Aim:
Output all of the data below exactly as given.

==== Dataset excerpts

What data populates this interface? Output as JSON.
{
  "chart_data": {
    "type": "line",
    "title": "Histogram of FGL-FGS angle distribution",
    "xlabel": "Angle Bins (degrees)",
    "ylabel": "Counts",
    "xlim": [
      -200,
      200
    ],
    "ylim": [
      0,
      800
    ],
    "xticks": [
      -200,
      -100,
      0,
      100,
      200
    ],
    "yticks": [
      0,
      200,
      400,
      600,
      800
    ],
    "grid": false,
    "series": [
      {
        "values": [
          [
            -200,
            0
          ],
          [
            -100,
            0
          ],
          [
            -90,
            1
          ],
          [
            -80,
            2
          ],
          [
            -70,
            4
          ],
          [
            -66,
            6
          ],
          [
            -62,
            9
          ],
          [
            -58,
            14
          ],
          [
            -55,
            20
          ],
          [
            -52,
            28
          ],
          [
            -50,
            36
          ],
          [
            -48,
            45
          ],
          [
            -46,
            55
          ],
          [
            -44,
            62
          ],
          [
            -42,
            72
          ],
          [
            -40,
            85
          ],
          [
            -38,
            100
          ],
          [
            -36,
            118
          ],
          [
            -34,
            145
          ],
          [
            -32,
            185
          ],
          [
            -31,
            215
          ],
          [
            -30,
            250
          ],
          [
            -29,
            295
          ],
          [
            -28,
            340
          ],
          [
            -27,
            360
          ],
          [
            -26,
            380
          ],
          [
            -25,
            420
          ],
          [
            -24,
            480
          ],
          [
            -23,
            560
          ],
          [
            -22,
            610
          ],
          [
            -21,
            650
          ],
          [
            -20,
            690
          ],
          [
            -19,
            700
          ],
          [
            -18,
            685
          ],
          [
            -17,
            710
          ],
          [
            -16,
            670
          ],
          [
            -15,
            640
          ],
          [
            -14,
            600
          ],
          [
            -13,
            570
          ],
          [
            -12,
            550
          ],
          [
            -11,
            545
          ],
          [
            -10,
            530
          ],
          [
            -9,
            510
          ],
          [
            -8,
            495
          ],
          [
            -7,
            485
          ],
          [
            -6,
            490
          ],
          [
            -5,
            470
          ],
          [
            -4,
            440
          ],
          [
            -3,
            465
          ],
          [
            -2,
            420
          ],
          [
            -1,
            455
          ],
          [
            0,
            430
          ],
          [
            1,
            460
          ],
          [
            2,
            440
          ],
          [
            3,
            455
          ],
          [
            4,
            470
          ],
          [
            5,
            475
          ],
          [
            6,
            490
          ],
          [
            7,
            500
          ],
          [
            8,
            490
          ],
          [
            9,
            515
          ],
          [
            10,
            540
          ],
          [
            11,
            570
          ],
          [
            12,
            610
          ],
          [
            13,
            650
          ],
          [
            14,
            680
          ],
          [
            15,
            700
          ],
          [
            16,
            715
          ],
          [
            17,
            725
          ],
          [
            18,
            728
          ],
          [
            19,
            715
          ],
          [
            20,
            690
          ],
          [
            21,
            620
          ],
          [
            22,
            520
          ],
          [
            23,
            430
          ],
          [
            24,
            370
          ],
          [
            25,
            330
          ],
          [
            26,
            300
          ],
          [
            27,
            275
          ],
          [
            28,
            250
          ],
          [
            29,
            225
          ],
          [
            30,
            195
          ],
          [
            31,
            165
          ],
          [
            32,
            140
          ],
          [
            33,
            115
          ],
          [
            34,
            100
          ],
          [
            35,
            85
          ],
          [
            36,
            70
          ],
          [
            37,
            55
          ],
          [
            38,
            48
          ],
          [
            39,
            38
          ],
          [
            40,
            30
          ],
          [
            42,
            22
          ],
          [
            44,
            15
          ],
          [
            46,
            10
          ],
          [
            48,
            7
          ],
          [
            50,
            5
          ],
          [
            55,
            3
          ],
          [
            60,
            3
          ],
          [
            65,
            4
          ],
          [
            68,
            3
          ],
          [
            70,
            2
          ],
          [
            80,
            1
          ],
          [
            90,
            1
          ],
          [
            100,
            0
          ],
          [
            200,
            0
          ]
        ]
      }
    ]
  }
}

========

Reply:
What data populates this interface? Output as JSON.
{
  "chart_data": {
    "type": "line",
    "title": "Histogram of FGL-FGS angle distribution",
    "xlabel": "Angle Bins (degrees)",
    "ylabel": "Counts",
    "xlim": [
      -200,
      200
    ],
    "ylim": [
      0,
      800
    ],
    "xticks": [
      -200,
      -100,
      0,
      100,
      200
    ],
    "yticks": [
      0,
      200,
      400,
      600,
      800
    ],
    "grid": false,
    "series": [
      {
        "values": [
          [
            -200,
            0
          ],
          [
            -100,
            0
          ],
          [
            -90,
            1
          ],
          [
            -80,
            2
          ],
          [
            -70,
            4
          ],
          [
            -66,
            6
          ],
          [
            -62,
            9
          ],
          [
            -58,
            14
          ],
          [
            -55,
            20
          ],
          [
            -52,
            28
          ],
          [
            -50,
            36
          ],
          [
            -48,
            45
          ],
          [
            -46,
            55
          ],
          [
            -44,
            62
          ],
          [
            -42,
            72
          ],
          [
            -40,
            85
          ],
          [
            -38,
            100
          ],
          [
            -36,
            118
          ],
          [
            -34,
            145
          ],
          [
            -32,
            185
          ],
          [
            -31,
            215
          ],
          [
            -30,
            250
          ],
          [
            -29,
            295
          ],
          [
            -28,
            340
          ],
          [
            -27,
            360
          ],
          [
            -26,
            380
          ],
          [
            -25,
            420
          ],
          [
            -24,
            480
          ],
          [
            -23,
            560
          ],
          [
            -22,
            610
          ],
          [
            -21,
            650
          ],
          [
            -20,
            690
          ],
          [
            -19,
            700
          ],
          [
            -18,
            685
          ],
          [
            -17,
            710
          ],
          [
            -16,
            670
          ],
          [
            -15,
            640
          ],
          [
            -14,
            600
          ],
          [
            -13,
            570
          ],
          [
            -12,
            550
          ],
          [
            -11,
            545
          ],
          [
            -10,
            530
          ],
          [
            -9,
            510
          ],
          [
            -8,
            495
          ],
          [
            -7,
            485
          ],
          [
            -6,
            490
          ],
          [
            -5,
            470
          ],
          [
            -4,
            440
          ],
          [
            -3,
            465
          ],
          [
            -2,
            420
          ],
          [
            -1,
            455
          ],
          [
            0,
            430
          ],
          [
            1,
            460
          ],
          [
            2,
            440
          ],
          [
            3,
            455
          ],
          [
            4,
            470
          ],
          [
            5,
            475
          ],
          [
            6,
            490
          ],
          [
            7,
            500
          ],
          [
            8,
            490
          ],
          [
            9,
            515
          ],
          [
            10,
            540
          ],
          [
            11,
            570
          ],
          [
            12,
            610
          ],
          [
            13,
            650
          ],
          [
            14,
            680
          ],
          [
            15,
            700
          ],
          [
            16,
            715
          ],
          [
            17,
            725
          ],
          [
            18,
            728
          ],
          [
            19,
            715
          ],
          [
            20,
            690
          ],
          [
            21,
            620
          ],
          [
            22,
            520
          ],
          [
            23,
            430
          ],
          [
            24,
            370
          ],
          [
            25,
            330
          ],
          [
            26,
            300
          ],
          [
            27,
            275
          ],
          [
            28,
            250
          ],
          [
            29,
            225
          ],
          [
            30,
            195
          ],
          [
            31,
            165
          ],
          [
            32,
            140
          ],
          [
            33,
            115
          ],
          [
            34,
            100
          ],
          [
            35,
            85
          ],
          [
            36,
            70
          ],
          [
            37,
            55
          ],
          [
            38,
            48
          ],
          [
            39,
            38
          ],
          [
            40,
            30
          ],
          [
            42,
            22
          ],
          [
            44,
            15
          ],
          [
            46,
            10
          ],
          [
            48,
            7
          ],
          [
            50,
            5
          ],
          [
            55,
            3
          ],
          [
            60,
            3
          ],
          [
            65,
            4
          ],
          [
            68,
            3
          ],
          [
            70,
            2
          ],
          [
            80,
            1
          ],
          [
            90,
            1
          ],
          [
            100,
            0
          ],
          [
            200,
            0
          ]
        ]
      }
    ]
  }
}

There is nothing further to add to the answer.